══ Material supplied ══

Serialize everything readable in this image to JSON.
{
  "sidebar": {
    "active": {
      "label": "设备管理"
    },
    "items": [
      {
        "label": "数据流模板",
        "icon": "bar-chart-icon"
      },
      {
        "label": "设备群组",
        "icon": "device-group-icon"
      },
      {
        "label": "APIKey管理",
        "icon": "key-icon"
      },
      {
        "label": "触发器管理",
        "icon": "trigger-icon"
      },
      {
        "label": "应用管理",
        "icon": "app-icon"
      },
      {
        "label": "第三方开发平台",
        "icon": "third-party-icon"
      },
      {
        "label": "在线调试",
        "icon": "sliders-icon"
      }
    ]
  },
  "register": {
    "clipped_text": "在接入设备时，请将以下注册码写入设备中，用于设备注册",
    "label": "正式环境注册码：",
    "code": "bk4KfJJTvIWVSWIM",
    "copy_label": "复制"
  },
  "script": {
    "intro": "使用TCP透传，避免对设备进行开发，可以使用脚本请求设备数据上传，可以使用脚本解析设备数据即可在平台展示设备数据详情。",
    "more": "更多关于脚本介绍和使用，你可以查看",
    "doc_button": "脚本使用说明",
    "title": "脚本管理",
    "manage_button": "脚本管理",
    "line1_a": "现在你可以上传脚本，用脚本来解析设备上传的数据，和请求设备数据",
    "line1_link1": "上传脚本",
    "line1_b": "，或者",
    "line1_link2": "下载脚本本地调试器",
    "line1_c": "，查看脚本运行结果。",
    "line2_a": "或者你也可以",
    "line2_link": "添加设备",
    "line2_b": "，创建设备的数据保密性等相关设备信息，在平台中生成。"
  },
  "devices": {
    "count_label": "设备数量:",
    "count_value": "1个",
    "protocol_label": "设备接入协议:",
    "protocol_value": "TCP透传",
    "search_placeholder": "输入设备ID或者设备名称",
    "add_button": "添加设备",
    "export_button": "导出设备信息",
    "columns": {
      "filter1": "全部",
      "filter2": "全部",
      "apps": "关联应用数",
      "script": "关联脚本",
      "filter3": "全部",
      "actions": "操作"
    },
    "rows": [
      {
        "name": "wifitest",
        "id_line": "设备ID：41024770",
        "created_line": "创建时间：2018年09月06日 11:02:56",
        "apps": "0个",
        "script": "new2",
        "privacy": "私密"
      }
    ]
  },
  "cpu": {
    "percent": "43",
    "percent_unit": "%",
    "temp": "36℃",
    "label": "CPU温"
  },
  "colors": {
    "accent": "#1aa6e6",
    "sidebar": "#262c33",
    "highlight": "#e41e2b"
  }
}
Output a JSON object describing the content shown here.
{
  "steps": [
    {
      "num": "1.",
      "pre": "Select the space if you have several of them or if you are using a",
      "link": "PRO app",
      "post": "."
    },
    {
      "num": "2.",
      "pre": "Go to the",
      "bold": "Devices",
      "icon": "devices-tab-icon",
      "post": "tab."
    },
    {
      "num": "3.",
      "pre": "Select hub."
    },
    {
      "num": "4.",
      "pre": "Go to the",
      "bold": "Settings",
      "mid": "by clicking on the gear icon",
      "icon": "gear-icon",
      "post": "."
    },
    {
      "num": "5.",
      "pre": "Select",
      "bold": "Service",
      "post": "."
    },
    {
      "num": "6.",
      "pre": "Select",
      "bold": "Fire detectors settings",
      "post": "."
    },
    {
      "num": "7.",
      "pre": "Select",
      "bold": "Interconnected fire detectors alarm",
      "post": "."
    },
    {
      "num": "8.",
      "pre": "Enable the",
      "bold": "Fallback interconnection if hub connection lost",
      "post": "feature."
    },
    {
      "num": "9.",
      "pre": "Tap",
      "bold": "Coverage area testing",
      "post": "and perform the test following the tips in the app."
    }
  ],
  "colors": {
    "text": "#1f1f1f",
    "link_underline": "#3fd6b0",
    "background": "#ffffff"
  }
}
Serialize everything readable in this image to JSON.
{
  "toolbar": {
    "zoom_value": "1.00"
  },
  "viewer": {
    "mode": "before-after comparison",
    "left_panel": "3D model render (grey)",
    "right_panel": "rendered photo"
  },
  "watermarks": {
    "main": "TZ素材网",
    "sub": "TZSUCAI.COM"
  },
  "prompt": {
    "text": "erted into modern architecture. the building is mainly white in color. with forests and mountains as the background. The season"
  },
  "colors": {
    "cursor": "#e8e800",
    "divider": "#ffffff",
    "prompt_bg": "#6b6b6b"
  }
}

═══

■ Given exercise
Using the data above, return each line exactly as written.

■ Solution below
Serialize everything readable in this image to JSON.
{
  "sidebar": {
    "active": {
      "label": "设备管理"
    },
    "items": [
      {
        "label": "数据流模板",
        "icon": "bar-chart-icon"
      },
      {
        "label": "设备群组",
        "icon": "device-group-icon"
      },
      {
        "label": "APIKey管理",
        "icon": "key-icon"
      },
      {
        "label": "触发器管理",
        "icon": "trigger-icon"
      },
      {
        "label": "应用管理",
        "icon": "app-icon"
      },
      {
        "label": "第三方开发平台",
        "icon": "third-party-icon"
      },
      {
        "label": "在线调试",
        "icon": "sliders-icon"
      }
    ]
  },
  "register": {
    "clipped_text": "在接入设备时，请将以下注册码写入设备中，用于设备注册",
    "label": "正式环境注册码：",
    "code": "bk4KfJJTvIWVSWIM",
    "copy_label": "复制"
  },
  "script": {
    "intro": "使用TCP透传，避免对设备进行开发，可以使用脚本请求设备数据上传，可以使用脚本解析设备数据即可在平台展示设备数据详情。",
    "more": "更多关于脚本介绍和使用，你可以查看",
    "doc_button": "脚本使用说明",
    "title": "脚本管理",
    "manage_button": "脚本管理",
    "line1_a": "现在你可以上传脚本，用脚本来解析设备上传的数据，和请求设备数据",
    "line1_link1": "上传脚本",
    "line1_b": "，或者",
    "line1_link2": "下载脚本本地调试器",
    "line1_c": "，查看脚本运行结果。",
    "line2_a": "或者你也可以",
    "line2_link": "添加设备",
    "line2_b": "，创建设备的数据保密性等相关设备信息，在平台中生成。"
  },
  "devices": {
    "count_label": "设备数量:",
    "count_value": "1个",
    "protocol_label": "设备接入协议:",
    "protocol_value": "TCP透传",
    "search_placeholder": "输入设备ID或者设备名称",
    "add_button": "添加设备",
    "export_button": "导出设备信息",
    "columns": {
      "filter1": "全部",
      "filter2": "全部",
      "apps": "关联应用数",
      "script": "关联脚本",
      "filter3": "全部",
      "actions": "操作"
    },
    "rows": [
      {
        "name": "wifitest",
        "id_line": "设备ID：41024770",
        "created_line": "创建时间：2018年09月06日 11:02:56",
        "apps": "0个",
        "script": "new2",
        "privacy": "私密"
      }
    ]
  },
  "cpu": {
    "percent": "43",
    "percent_unit": "%",
    "temp": "36℃",
    "label": "CPU温"
  },
  "colors": {
    "accent": "#1aa6e6",
    "sidebar": "#262c33",
    "highlight": "#e41e2b"
  }
}
Output a JSON object describing the content shown here.
{
  "steps": [
    {
      "num": "1.",
      "pre": "Select the space if you have several of them or if you are using a",
      "link": "PRO app",
      "post": "."
    },
    {
      "num": "2.",
      "pre": "Go to the",
      "bold": "Devices",
      "icon": "devices-tab-icon",
      "post": "tab."
    },
    {
      "num": "3.",
      "pre": "Select hub."
    },
    {
      "num": "4.",
      "pre": "Go to the",
      "bold": "Settings",
      "mid": "by clicking on the gear icon",
      "icon": "gear-icon",
      "post": "."
    },
    {
      "num": "5.",
      "pre": "Select",
      "bold": "Service",
      "post": "."
    },
    {
      "num": "6.",
      "pre": "Select",
      "bold": "Fire detectors settings",
      "post": "."
    },
    {
      "num": "7.",
      "pre": "Select",
      "bold": "Interconnected fire detectors alarm",
      "post": "."
    },
    {
      "num": "8.",
      "pre": "Enable the",
      "bold": "Fallback interconnection if hub connection lost",
      "post": "feature."
    },
    {
      "num": "9.",
      "pre": "Tap",
      "bold": "Coverage area testing",
      "post": "and perform the test following the tips in the app."
    }
  ],
  "colors": {
    "text": "#1f1f1f",
    "link_underline": "#3fd6b0",
    "background": "#ffffff"
  }
}
Serialize everything readable in this image to JSON.
{
  "toolbar": {
    "zoom_value": "1.00"
  },
  "viewer": {
    "mode": "before-after comparison",
    "left_panel": "3D model render (grey)",
    "right_panel": "rendered photo"
  },
  "watermarks": {
    "main": "TZ素材网",
    "sub": "TZSUCAI.COM"
  },
  "prompt": {
    "text": "erted into modern architecture. the building is mainly white in color. with forests and mountains as the background. The season"
  },
  "colors": {
    "cursor": "#e8e800",
    "divider": "#ffffff",
    "prompt_bg": "#6b6b6b"
  }
}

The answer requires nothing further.